JOB → Locate the string "data" in the records below. Copy every line where it occurs.

EXERCISE MATERIALS →
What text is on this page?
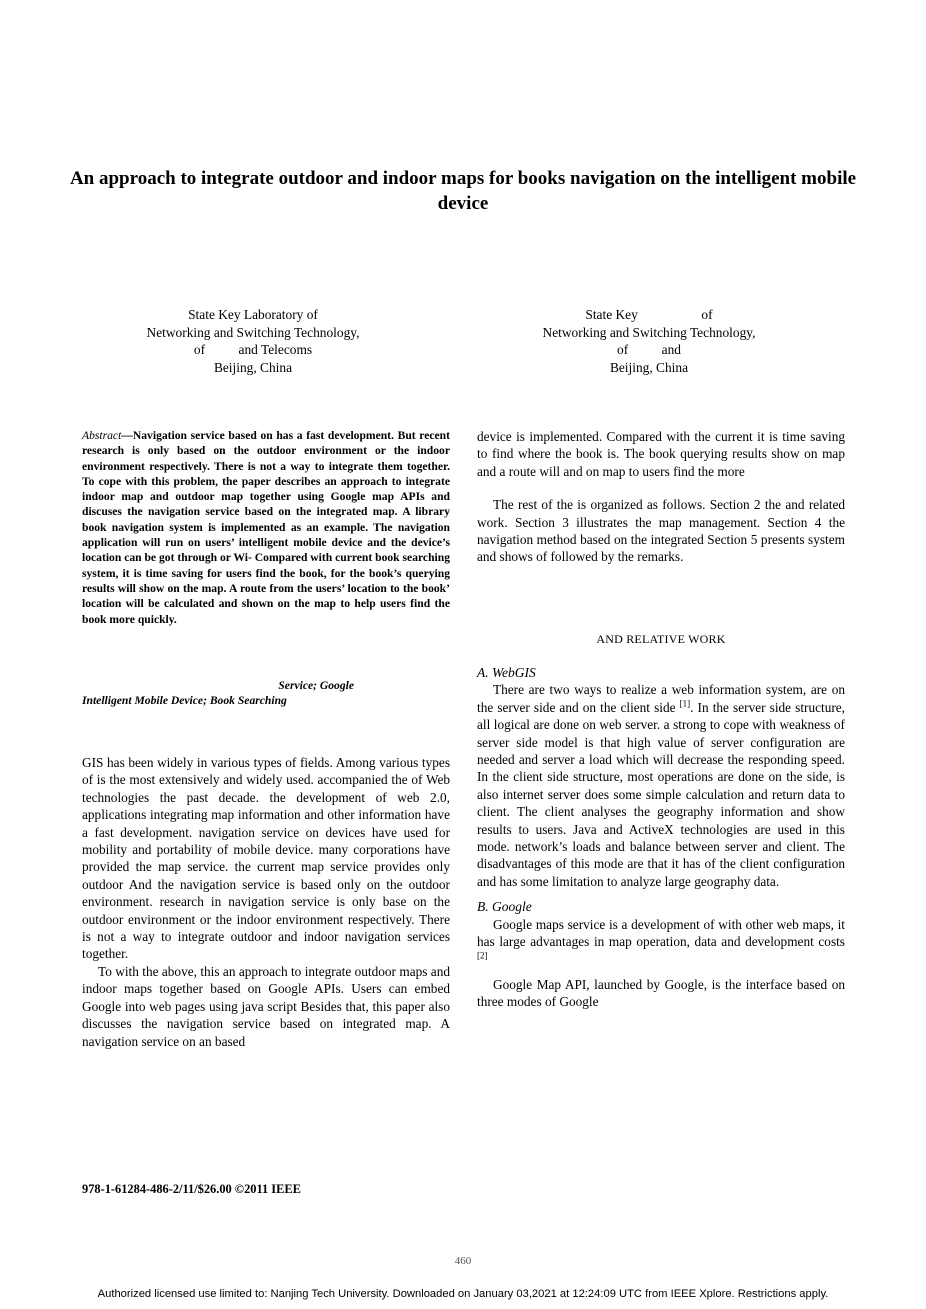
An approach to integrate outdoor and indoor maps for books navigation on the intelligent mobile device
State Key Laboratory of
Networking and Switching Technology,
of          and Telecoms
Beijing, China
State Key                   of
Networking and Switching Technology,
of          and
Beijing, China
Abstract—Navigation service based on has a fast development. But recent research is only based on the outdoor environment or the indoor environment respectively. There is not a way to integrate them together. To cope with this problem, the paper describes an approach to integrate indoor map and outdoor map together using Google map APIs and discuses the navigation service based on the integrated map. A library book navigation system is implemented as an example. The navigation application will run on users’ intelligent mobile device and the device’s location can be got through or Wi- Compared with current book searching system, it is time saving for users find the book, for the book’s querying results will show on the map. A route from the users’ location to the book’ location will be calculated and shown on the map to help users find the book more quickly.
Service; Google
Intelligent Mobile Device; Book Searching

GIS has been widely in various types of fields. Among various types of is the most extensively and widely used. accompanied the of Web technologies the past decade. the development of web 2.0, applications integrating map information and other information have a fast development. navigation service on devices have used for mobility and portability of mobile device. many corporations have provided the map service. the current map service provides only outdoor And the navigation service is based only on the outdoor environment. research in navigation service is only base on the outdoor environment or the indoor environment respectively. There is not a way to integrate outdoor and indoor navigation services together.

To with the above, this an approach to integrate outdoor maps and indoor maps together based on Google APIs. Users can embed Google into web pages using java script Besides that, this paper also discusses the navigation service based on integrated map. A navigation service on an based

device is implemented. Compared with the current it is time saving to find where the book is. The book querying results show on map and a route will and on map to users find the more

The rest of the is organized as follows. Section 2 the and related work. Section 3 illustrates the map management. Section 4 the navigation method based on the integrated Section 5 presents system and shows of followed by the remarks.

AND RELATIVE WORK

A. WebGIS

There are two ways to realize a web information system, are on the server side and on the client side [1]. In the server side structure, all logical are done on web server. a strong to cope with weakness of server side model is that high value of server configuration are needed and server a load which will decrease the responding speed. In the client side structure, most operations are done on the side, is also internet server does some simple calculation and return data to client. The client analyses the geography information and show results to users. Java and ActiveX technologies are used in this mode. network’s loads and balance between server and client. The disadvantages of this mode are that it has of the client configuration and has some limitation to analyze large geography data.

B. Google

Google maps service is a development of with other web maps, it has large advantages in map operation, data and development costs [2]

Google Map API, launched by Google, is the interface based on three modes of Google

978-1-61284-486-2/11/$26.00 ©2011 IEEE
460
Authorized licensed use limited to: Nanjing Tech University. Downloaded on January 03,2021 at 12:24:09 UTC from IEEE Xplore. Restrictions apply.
...
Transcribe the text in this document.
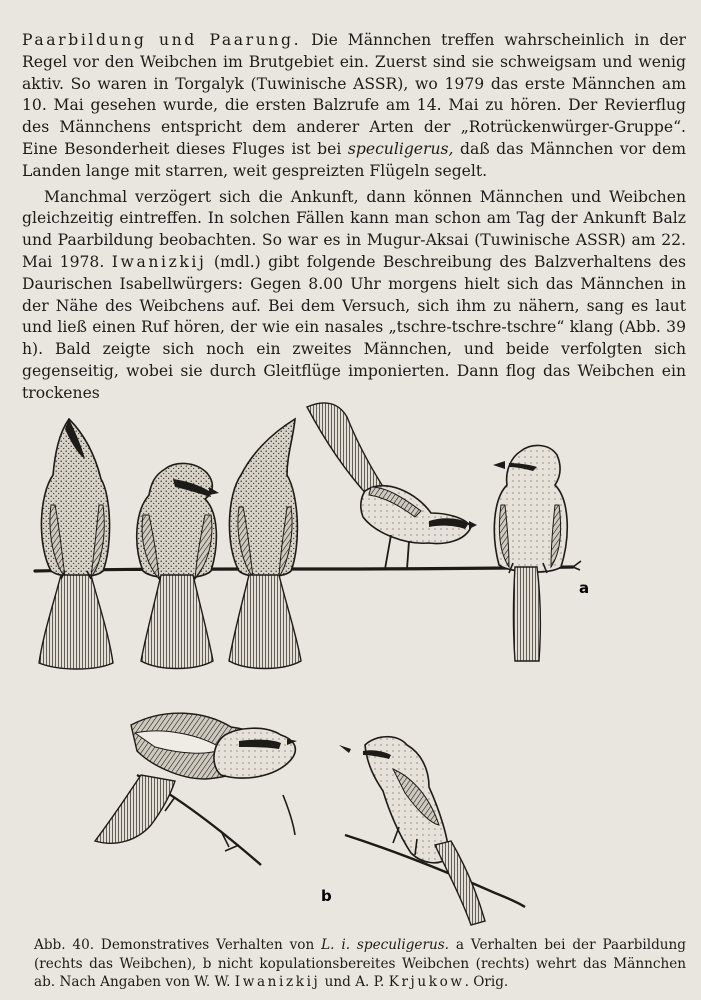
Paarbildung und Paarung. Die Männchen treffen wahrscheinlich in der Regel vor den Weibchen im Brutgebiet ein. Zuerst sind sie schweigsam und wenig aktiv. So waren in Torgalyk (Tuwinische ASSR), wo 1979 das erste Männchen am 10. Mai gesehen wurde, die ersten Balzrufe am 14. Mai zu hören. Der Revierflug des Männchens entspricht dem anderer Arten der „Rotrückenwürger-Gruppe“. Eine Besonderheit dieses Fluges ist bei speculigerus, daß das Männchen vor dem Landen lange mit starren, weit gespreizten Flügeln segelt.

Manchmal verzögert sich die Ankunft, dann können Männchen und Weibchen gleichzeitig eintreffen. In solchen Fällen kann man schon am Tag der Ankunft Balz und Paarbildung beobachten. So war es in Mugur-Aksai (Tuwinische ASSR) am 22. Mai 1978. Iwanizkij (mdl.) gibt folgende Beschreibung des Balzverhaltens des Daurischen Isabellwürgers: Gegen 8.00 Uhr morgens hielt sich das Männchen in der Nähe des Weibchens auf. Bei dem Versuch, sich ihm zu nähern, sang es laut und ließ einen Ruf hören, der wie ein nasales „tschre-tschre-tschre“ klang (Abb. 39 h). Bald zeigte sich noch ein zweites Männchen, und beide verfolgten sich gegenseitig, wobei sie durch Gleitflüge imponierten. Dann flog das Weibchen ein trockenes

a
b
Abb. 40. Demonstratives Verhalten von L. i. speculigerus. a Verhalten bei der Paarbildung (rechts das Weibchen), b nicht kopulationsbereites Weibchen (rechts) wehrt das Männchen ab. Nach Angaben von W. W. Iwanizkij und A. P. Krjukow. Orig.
* * *
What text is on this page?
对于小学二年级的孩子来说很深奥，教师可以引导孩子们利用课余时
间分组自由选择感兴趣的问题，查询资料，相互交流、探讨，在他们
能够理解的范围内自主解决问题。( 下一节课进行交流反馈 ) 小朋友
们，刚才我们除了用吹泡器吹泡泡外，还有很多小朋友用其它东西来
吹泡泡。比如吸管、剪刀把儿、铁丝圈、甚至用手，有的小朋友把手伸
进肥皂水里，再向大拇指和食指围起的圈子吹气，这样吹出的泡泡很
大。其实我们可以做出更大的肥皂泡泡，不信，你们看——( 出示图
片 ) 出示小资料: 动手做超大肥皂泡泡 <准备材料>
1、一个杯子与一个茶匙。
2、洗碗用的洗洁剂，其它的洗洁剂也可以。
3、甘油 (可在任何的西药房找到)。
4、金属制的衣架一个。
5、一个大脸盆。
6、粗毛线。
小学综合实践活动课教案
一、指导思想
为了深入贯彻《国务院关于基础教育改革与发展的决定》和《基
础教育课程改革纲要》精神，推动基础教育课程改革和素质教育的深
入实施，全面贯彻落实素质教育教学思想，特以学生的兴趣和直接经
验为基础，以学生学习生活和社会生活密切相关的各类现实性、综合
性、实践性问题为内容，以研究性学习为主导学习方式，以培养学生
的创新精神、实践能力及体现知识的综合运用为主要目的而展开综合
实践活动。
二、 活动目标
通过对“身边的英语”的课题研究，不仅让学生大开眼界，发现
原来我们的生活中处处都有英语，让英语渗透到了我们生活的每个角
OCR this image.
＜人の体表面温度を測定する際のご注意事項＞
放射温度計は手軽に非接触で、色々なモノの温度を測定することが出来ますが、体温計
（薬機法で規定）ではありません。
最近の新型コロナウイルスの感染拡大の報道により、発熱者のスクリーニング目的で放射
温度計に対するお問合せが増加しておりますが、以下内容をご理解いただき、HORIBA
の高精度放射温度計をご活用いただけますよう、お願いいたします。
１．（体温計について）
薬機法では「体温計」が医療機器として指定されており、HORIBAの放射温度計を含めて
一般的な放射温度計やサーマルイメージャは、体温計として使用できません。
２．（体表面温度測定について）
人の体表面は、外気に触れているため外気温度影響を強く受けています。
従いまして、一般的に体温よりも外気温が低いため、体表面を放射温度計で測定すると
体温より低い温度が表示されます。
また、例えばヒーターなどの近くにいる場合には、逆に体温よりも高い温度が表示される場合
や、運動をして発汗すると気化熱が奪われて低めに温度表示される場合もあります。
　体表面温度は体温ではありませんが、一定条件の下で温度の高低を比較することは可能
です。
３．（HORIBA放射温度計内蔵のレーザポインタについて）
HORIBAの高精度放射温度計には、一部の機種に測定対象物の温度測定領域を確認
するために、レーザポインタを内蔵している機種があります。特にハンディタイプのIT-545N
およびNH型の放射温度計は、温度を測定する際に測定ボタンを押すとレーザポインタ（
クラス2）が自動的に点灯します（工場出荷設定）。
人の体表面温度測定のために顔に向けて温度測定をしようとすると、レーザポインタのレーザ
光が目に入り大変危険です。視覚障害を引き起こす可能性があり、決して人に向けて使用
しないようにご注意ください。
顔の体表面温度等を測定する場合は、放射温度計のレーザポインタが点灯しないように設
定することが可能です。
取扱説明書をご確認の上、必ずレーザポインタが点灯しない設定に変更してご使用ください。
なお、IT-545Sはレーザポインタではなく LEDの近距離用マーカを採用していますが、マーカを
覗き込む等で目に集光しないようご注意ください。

ANSWER TO THIS PROBLEM →
There are two ways to realize a web information system, are on the server side and on the client side [1]. In the server side structure, all logical are done on web server. a strong to cope with weakness of server side model is that high value of server configuration are needed and server a load which will decrease the responding speed. In the client side structure, most operations are done on the side, is also internet server does some simple calculation and return data to client. The client analyses the geography information and show results to users. Java and ActiveX technologies are used in this mode. network’s loads and balance between server and client. The disadvantages of this mode are that it has of the client configuration and has some limitation to analyze large geography data.
Google maps service is a development of with other web maps, it has large advantages in map operation, data and development costs [2]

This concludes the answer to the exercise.